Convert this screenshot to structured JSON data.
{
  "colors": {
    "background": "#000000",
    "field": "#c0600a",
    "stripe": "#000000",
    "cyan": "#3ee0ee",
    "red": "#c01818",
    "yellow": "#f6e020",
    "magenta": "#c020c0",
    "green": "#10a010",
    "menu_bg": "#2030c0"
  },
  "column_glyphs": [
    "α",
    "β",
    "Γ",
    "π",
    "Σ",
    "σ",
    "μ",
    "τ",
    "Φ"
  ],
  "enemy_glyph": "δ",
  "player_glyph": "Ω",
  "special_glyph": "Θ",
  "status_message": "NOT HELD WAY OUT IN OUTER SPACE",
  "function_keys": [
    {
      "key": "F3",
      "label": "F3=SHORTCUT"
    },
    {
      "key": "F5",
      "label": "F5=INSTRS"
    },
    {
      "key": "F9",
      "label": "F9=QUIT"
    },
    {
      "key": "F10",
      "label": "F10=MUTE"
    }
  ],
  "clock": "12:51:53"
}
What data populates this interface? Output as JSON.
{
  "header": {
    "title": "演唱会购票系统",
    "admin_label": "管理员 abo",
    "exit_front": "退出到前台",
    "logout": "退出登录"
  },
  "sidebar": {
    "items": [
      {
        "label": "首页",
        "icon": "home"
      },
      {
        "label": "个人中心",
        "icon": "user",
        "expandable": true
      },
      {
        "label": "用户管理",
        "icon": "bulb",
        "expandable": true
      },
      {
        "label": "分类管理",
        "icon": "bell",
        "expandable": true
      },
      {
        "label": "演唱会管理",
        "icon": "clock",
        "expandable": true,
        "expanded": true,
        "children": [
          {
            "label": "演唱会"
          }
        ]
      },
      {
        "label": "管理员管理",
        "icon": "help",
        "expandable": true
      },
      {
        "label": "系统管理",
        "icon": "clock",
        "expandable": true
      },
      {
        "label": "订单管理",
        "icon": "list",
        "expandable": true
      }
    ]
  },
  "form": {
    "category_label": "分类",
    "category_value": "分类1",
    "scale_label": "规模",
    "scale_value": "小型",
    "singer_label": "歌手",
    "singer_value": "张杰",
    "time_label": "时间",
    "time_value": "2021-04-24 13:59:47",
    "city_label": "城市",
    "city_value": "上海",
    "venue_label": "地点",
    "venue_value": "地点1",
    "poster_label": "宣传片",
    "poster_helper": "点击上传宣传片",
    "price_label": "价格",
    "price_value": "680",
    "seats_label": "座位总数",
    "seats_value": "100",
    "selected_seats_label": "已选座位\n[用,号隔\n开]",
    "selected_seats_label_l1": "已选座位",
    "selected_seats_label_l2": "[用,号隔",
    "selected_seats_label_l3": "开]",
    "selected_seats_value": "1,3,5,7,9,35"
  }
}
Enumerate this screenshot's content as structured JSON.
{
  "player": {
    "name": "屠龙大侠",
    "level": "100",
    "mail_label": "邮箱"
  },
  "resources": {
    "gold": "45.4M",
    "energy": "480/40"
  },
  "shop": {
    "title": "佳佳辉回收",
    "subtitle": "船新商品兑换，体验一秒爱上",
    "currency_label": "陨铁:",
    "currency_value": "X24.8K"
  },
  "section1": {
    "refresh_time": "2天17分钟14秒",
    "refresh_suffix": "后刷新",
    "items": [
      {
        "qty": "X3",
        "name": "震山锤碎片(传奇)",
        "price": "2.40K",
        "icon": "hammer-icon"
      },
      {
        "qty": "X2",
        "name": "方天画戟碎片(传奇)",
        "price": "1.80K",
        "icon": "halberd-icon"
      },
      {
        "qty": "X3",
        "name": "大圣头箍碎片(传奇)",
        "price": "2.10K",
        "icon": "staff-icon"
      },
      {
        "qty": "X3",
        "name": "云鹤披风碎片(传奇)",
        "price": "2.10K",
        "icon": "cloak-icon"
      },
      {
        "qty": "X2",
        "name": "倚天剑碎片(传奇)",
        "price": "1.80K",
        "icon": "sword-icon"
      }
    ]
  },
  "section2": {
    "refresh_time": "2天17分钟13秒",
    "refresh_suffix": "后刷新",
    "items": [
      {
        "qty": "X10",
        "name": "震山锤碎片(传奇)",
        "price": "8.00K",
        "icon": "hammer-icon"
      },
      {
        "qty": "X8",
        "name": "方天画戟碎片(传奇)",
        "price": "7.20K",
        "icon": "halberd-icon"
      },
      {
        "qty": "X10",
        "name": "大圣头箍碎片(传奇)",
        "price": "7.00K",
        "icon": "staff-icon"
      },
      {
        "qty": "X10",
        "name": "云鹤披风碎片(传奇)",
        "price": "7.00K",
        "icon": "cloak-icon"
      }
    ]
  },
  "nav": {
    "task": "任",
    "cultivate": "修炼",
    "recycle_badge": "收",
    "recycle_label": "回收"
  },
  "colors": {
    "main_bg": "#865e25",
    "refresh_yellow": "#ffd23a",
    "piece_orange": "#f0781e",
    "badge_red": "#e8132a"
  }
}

▸ **Your task**
Pick out each line containing "screenshot" and report it.

▸ **Expected answer**
Convert this screenshot to structured JSON data.
Enumerate this screenshot's content as structured JSON.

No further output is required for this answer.